[Requests]:
[A] Answer these questions from the feature request post.
(i) Which USB audio interface does the writer name as one used by them and many others?
(ii) What processor and graphics card does the writer have?
(iii) How far from the user should panned audio sources be able to go in the second request?
[B] Based on the feature request post, decide whether each statement is true, and support each answer with a quote.
(i) VRChat picks up audio from both inputs of the writer's interface.
(ii) The writer finds tools like VoiceMeeter Banana to be a sufficient workaround.
(iii) The first request asks for at least four simultaneous inputs.

[Document excerpt]:

3 Feature Requests - Additional audio options for performers

First I want to say Hi as I’m new to these forums. Also I apologise in advance if this is the wrong place to post this. As well as that I am TERRIBLE at being concise, and want to ensure I get my FULL point across with reasoning.

To make this easier to read.

@ is my requested Feature

! is the details of my request

  • is my reasoning for requesting this feature

Now to my 3 requests.

As said in the title, I’d like to request the addition of more audio options for Audio performers (Primarily Musicians) like myself and many other players. In order I’d primarily ask for:

@ Additional Simultaneous audio inputs (Ability to use multiple inputs from interfaces ect at same time) Ideally Minimum of 4. (separate Channels with individual Volume sliders/ mute buttons)

! For example I and many others use a Focusrite 2i2 USB Audio interface or similar for our Mic audio. Physically this interface has 2 inputs, however VRChat seems to kneecap its capability by only picking up and outputting audio coming from input 1. I am not a developer or have any comparable understanding of how VRChat or Unity works, but I’d assume this is either intentional or an oversight.

! While it is possible to get around this limitation with software like Virtual Audio Cable, and VoiceMeeter Banana, these workarounds are NOT sufficient, as they put more load on the users system (even if minimal VRC is heavy enough by itself, even on my i9 9900 and RTX 2080 Super) they can add latency, and can add audio artifacts reducing the clarity of sound.

  • It is in the best interest of VRC Musicians like me to present the best/ cleanest audio possible, as to try to avoid irritating players hearing us. I have witnessed even great musicians getting blocked/ muted simply because in order to capture their singing alongside their Guitar / piano, they have to use a single mic at a distance to pickup everything evenly. Unless you have a decently high end audio setup and good audio environment, this degrades the audio quality as your sending a LOT of sonic information into a single microphone, into a single preamp, then Into VRChat which like with many Voice chat systems compresses this causing it to come out in some level of garbled mess to end listeners. By allowing the use of more inputs from Audio interfaces or multiple different inputs simultaneously, (assuming users have the equipment required) we can separate out our performance to different inputs, possibly on different channels, this way for example I can Keep My Mic on Input/ channel 1 to sing or communicate, Guitar on Input/ Channel 2, Backing track on input/ Channel 3. This would allow us to offer cleaner audio to listeners, making us less of an irritation to those around who aren’t actively listening but still hear us, hopefully avoiding us getting unnecessarily muted/ blocked (since most users pretend the per-user volume slider doesn’t exist) and reducing our trust ranks and future potential audiences.

2nd Feature Request

@ Stereo panning of Inputs/ Channels 2, 3 and 4 (with panned audio sources up to 1 metre on either side of user, with individual PER-channel volume and panning sliders)

! Building off my previously requested feature, it would greatly help/ be really cool to be able to pan audio from the extra channels. For both performative and quality reasons being able to take input coming from Input/ Channels 2,3 and 4, and move them Left or Right of us spreading out where the sonic information is coming from. This way we can both create a more immersive performance audio wise, as well as avoiding muddiness.

[Provided information]:

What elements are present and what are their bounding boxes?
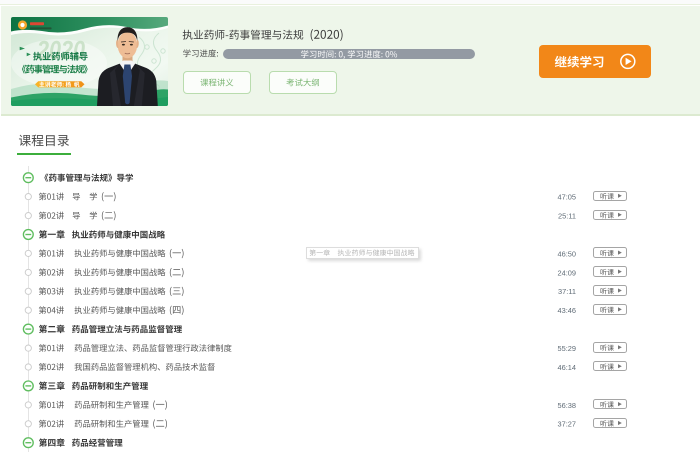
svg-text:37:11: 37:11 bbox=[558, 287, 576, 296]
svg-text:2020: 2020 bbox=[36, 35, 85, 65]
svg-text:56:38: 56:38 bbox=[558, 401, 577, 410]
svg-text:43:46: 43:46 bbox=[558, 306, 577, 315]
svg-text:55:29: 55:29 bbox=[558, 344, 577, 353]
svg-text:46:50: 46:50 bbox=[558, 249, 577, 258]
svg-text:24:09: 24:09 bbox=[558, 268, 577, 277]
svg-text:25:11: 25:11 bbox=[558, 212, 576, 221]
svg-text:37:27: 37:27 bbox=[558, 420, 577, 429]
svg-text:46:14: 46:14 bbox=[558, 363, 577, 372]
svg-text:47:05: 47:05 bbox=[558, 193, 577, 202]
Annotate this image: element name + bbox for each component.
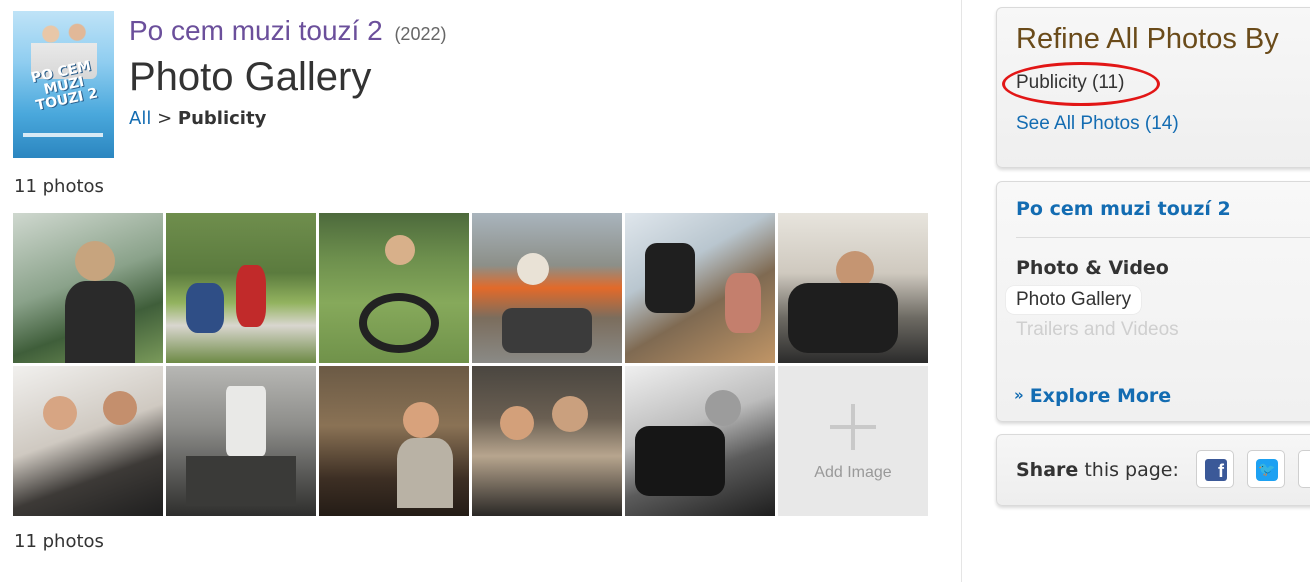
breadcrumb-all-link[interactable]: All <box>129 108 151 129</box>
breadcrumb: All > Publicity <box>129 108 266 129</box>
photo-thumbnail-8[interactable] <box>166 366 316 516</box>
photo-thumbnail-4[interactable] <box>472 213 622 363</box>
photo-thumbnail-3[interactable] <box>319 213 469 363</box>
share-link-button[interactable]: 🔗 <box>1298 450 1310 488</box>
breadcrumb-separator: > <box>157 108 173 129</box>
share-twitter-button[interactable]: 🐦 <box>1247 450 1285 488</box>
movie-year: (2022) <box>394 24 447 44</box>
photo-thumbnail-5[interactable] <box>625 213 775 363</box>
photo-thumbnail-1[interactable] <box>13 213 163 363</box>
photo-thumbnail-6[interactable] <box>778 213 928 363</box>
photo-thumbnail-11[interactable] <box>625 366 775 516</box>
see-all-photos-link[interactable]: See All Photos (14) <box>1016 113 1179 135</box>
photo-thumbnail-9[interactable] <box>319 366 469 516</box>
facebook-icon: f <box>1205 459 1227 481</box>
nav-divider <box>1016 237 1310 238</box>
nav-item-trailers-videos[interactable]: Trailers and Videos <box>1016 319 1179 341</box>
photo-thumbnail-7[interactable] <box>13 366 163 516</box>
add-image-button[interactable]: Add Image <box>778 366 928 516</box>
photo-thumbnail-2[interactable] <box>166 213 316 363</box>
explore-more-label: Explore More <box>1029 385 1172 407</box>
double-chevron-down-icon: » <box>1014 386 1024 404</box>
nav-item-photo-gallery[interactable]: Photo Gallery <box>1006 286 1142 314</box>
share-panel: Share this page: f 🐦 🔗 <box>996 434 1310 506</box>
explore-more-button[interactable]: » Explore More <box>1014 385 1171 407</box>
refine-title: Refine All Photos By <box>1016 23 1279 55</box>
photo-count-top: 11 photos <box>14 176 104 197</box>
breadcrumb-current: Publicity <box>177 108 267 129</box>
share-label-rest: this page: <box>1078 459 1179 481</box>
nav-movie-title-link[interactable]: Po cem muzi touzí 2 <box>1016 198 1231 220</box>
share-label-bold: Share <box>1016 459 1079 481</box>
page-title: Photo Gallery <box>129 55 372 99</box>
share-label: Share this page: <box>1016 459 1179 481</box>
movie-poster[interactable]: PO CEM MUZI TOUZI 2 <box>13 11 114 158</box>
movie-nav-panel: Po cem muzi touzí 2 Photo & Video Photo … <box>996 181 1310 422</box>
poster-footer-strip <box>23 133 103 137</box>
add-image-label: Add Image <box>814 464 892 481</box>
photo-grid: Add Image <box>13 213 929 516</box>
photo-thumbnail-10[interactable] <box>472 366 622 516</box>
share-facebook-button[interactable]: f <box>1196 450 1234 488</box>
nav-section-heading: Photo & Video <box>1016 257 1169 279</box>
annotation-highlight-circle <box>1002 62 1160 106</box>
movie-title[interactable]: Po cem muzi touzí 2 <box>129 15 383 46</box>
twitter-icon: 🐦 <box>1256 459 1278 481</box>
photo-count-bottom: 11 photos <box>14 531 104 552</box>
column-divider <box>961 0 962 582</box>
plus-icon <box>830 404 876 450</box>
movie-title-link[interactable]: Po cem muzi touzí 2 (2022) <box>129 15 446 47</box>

[Answer list]:
[A]
(i) A Focusrite 2i2.
(ii) An i9 9900 and an RTX 2080 Super.
(iii) Up to 1 meter on either side of the user.

[B]
(i) No: "only picking up and outputting audio coming from input 1"
(ii) No: "these workarounds are NOT sufficient"
(iii) Yes: "Ideally Minimum of 4."